_TASK DIRECTIONS_
Every record must appear in your copy exactly as written, with no pictures.
<<<<
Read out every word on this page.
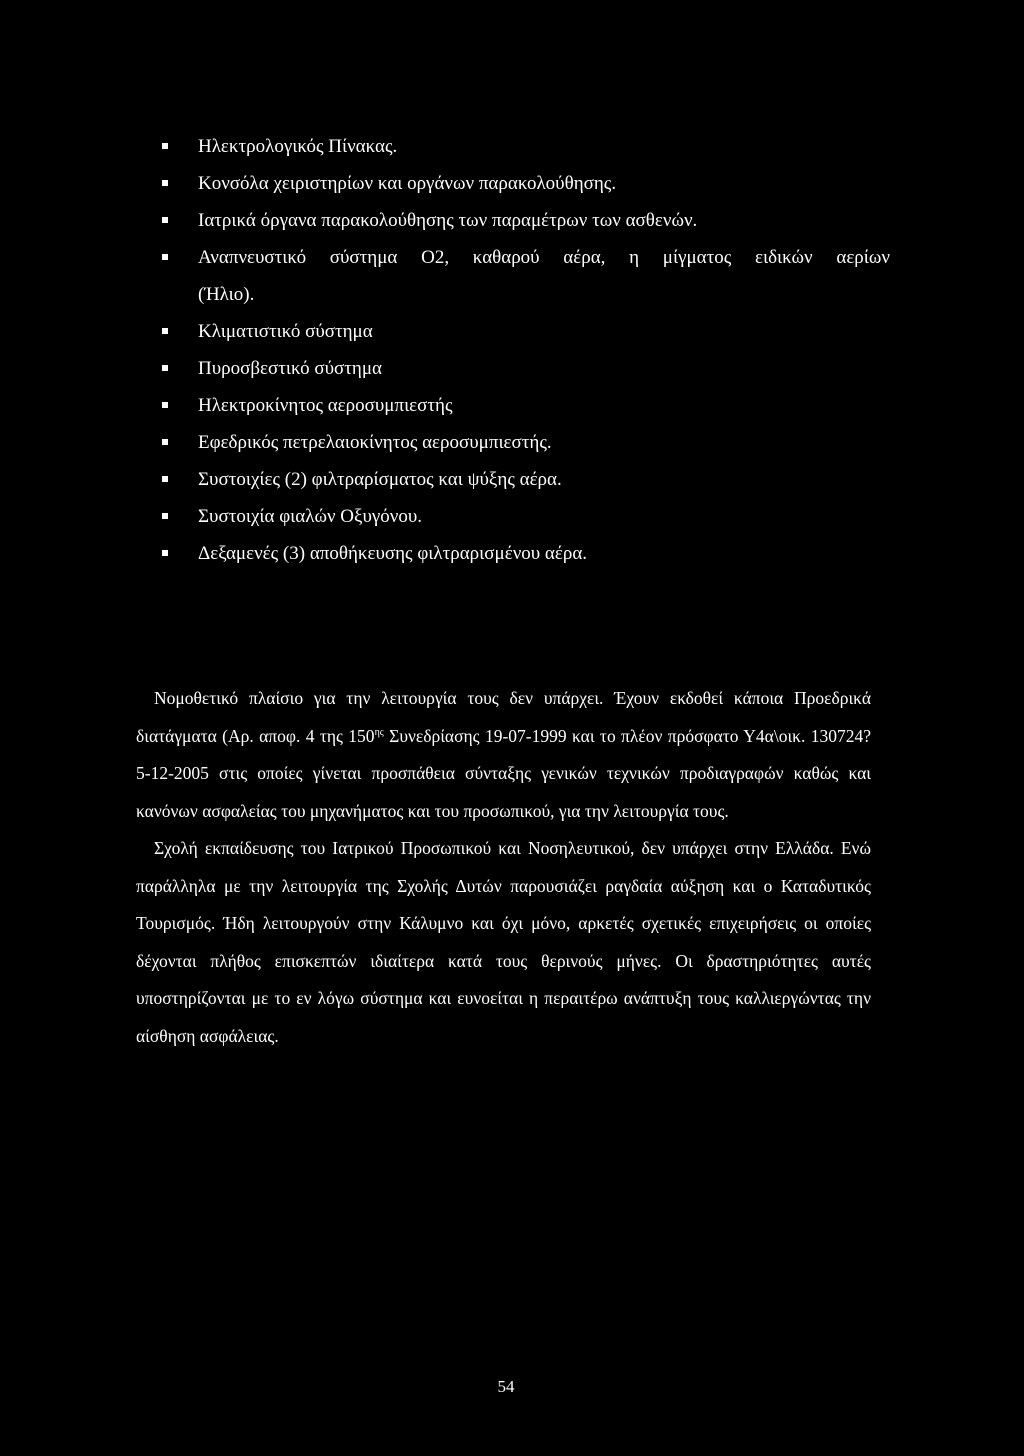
Ηλεκτρολογικός Πίνακας.
Κονσόλα χειριστηρίων και οργάνων παρακολούθησης.
Ιατρικά όργανα παρακολούθησης των παραμέτρων των ασθενών.
Αναπνευστικό σύστημα Ο2, καθαρού αέρα, η μίγματος ειδικών αερίων
(Ήλιο).
Κλιματιστικό σύστημα
Πυροσβεστικό σύστημα
Ηλεκτροκίνητος αεροσυμπιεστής
Εφεδρικός πετρελαιοκίνητος αεροσυμπιεστής.
Συστοιχίες (2) φιλτραρίσματος και ψύξης αέρα.
Συστοιχία φιαλών Οξυγόνου.
Δεξαμενές (3) αποθήκευσης φιλτραρισμένου αέρα.

Νομοθετικό πλαίσιο για την λειτουργία τους δεν υπάρχει. Έχουν εκδοθεί κάποια Προεδρικά διατάγματα (Αρ. αποφ. 4 της $150^{\eta\varsigma}$ Συνεδρίασης 19-07-1999 και το πλέον πρόσφατο Υ4α\οικ. 130724? 5-12-2005 στις οποίες γίνεται προσπάθεια σύνταξης γενικών τεχνικών προδιαγραφών καθώς και κανόνων ασφαλείας του μηχανήματος και του προσωπικού, για την λειτουργία τους.

Σχολή εκπαίδευσης του Ιατρικού Προσωπικού και Νοσηλευτικού, δεν υπάρχει στην Ελλάδα. Ενώ παράλληλα με την λειτουργία της Σχολής Δυτών παρουσιάζει ραγδαία αύξηση και ο Καταδυτικός Τουρισμός. Ήδη λειτουργούν στην Κάλυμνο και όχι μόνο, αρκετές σχετικές επιχειρήσεις οι οποίες δέχονται πλήθος επισκεπτών ιδιαίτερα κατά τους θερινούς μήνες. Οι δραστηριότητες αυτές υποστηρίζονται με το εν λόγω σύστημα και ευνοείται η περαιτέρω ανάπτυξη τους καλλιεργώντας την αίσθηση ασφάλειας.

54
>>>>
_ANSWER TO THIS TASK_
Read out every word on this page.
Ηλεκτρολογικός Πίνακας.
Κονσόλα χειριστηρίων και οργάνων παρακολούθησης.
Ιατρικά όργανα παρακολούθησης των παραμέτρων των ασθενών.
Αναπνευστικό σύστημα Ο2, καθαρού αέρα, η μίγματος ειδικών αερίων
(Ήλιο).
Κλιματιστικό σύστημα
Πυροσβεστικό σύστημα
Ηλεκτροκίνητος αεροσυμπιεστής
Εφεδρικός πετρελαιοκίνητος αεροσυμπιεστής.
Συστοιχίες (2) φιλτραρίσματος και ψύξης αέρα.
Συστοιχία φιαλών Οξυγόνου.
Δεξαμενές (3) αποθήκευσης φιλτραρισμένου αέρα.

Νομοθετικό πλαίσιο για την λειτουργία τους δεν υπάρχει. Έχουν εκδοθεί κάποια Προεδρικά διατάγματα (Αρ. αποφ. 4 της $150^{\eta\varsigma}$ Συνεδρίασης 19-07-1999 και το πλέον πρόσφατο Υ4α\οικ. 130724? 5-12-2005 στις οποίες γίνεται προσπάθεια σύνταξης γενικών τεχνικών προδιαγραφών καθώς και κανόνων ασφαλείας του μηχανήματος και του προσωπικού, για την λειτουργία τους.

Σχολή εκπαίδευσης του Ιατρικού Προσωπικού και Νοσηλευτικού, δεν υπάρχει στην Ελλάδα. Ενώ παράλληλα με την λειτουργία της Σχολής Δυτών παρουσιάζει ραγδαία αύξηση και ο Καταδυτικός Τουρισμός. Ήδη λειτουργούν στην Κάλυμνο και όχι μόνο, αρκετές σχετικές επιχειρήσεις οι οποίες δέχονται πλήθος επισκεπτών ιδιαίτερα κατά τους θερινούς μήνες. Οι δραστηριότητες αυτές υποστηρίζονται με το εν λόγω σύστημα και ευνοείται η περαιτέρω ανάπτυξη τους καλλιεργώντας την αίσθηση ασφάλειας.

54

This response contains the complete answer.